## START DATASET ENTRIES
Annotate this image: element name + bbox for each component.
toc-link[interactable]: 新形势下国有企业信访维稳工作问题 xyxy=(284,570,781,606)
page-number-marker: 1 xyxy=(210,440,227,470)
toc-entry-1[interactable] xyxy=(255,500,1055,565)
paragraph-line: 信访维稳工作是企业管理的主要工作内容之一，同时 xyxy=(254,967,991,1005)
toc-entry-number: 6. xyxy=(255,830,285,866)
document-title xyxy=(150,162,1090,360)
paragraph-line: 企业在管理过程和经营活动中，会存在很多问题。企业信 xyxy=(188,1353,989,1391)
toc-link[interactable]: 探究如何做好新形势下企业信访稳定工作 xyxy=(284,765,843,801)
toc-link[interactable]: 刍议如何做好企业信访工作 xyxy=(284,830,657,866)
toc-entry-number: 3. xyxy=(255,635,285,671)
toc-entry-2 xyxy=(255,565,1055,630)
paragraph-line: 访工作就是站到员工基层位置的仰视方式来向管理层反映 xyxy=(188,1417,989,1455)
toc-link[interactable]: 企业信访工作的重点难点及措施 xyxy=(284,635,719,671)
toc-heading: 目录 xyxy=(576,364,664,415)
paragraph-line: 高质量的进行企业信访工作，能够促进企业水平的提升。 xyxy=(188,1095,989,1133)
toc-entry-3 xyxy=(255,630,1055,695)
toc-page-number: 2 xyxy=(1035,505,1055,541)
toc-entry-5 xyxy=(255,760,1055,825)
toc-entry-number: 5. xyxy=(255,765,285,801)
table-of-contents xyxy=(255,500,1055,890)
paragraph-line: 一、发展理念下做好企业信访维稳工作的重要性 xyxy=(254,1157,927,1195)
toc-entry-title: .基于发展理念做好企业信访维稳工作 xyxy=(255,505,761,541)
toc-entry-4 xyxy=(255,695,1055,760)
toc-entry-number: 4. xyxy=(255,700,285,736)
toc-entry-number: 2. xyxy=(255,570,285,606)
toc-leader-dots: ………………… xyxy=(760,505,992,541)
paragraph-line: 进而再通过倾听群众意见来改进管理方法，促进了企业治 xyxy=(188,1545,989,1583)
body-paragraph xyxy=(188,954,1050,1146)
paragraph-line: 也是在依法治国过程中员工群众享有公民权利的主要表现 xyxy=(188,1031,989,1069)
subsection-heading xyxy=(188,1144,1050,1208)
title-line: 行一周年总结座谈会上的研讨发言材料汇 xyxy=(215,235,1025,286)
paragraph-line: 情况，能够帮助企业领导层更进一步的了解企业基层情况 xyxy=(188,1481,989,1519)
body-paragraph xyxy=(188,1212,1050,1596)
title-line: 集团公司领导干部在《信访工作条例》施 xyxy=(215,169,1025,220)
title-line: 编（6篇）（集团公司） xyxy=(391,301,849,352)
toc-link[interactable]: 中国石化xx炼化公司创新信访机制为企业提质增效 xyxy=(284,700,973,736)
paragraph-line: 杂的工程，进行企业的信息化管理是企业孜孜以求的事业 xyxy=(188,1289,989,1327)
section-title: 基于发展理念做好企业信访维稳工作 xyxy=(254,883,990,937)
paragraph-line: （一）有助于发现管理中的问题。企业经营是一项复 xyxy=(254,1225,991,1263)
## END DATASET ENTRIES
PROBLEM TO WORK ON: Reproduce every line of the material above, character for character, with nothing added or left out.

EXERCISE SOLUTION:
Annotate this image: element name + bbox for each component.
toc-link[interactable]: 新形势下国有企业信访维稳工作问题 xyxy=(284,570,781,606)
page-number-marker: 1 xyxy=(210,440,227,470)
toc-entry-1[interactable] xyxy=(255,500,1055,565)
paragraph-line: 信访维稳工作是企业管理的主要工作内容之一，同时 xyxy=(254,967,991,1005)
toc-entry-number: 6. xyxy=(255,830,285,866)
document-title xyxy=(150,162,1090,360)
paragraph-line: 企业在管理过程和经营活动中，会存在很多问题。企业信 xyxy=(188,1353,989,1391)
toc-link[interactable]: 探究如何做好新形势下企业信访稳定工作 xyxy=(284,765,843,801)
toc-link[interactable]: 刍议如何做好企业信访工作 xyxy=(284,830,657,866)
toc-entry-number: 3. xyxy=(255,635,285,671)
toc-entry-2 xyxy=(255,565,1055,630)
paragraph-line: 访工作就是站到员工基层位置的仰视方式来向管理层反映 xyxy=(188,1417,989,1455)
toc-link[interactable]: 企业信访工作的重点难点及措施 xyxy=(284,635,719,671)
toc-heading: 目录 xyxy=(576,364,664,415)
paragraph-line: 高质量的进行企业信访工作，能够促进企业水平的提升。 xyxy=(188,1095,989,1133)
toc-entry-3 xyxy=(255,630,1055,695)
toc-page-number: 2 xyxy=(1035,505,1055,541)
toc-entry-5 xyxy=(255,760,1055,825)
toc-entry-number: 5. xyxy=(255,765,285,801)
table-of-contents xyxy=(255,500,1055,890)
paragraph-line: 一、发展理念下做好企业信访维稳工作的重要性 xyxy=(254,1157,927,1195)
toc-entry-title: .基于发展理念做好企业信访维稳工作 xyxy=(255,505,761,541)
toc-entry-4 xyxy=(255,695,1055,760)
toc-entry-number: 4. xyxy=(255,700,285,736)
toc-entry-number: 2. xyxy=(255,570,285,606)
toc-leader-dots: ………………… xyxy=(760,505,992,541)
paragraph-line: 进而再通过倾听群众意见来改进管理方法，促进了企业治 xyxy=(188,1545,989,1583)
body-paragraph xyxy=(188,954,1050,1146)
paragraph-line: 也是在依法治国过程中员工群众享有公民权利的主要表现 xyxy=(188,1031,989,1069)
subsection-heading xyxy=(188,1144,1050,1208)
title-line: 行一周年总结座谈会上的研讨发言材料汇 xyxy=(215,235,1025,286)
paragraph-line: 情况，能够帮助企业领导层更进一步的了解企业基层情况 xyxy=(188,1481,989,1519)
body-paragraph xyxy=(188,1212,1050,1596)
title-line: 集团公司领导干部在《信访工作条例》施 xyxy=(215,169,1025,220)
title-line: 编（6篇）（集团公司） xyxy=(391,301,849,352)
toc-link[interactable]: 中国石化xx炼化公司创新信访机制为企业提质增效 xyxy=(284,700,973,736)
paragraph-line: 杂的工程，进行企业的信息化管理是企业孜孜以求的事业 xyxy=(188,1289,989,1327)
section-title: 基于发展理念做好企业信访维稳工作 xyxy=(254,883,990,937)
paragraph-line: （一）有助于发现管理中的问题。企业经营是一项复 xyxy=(254,1225,991,1263)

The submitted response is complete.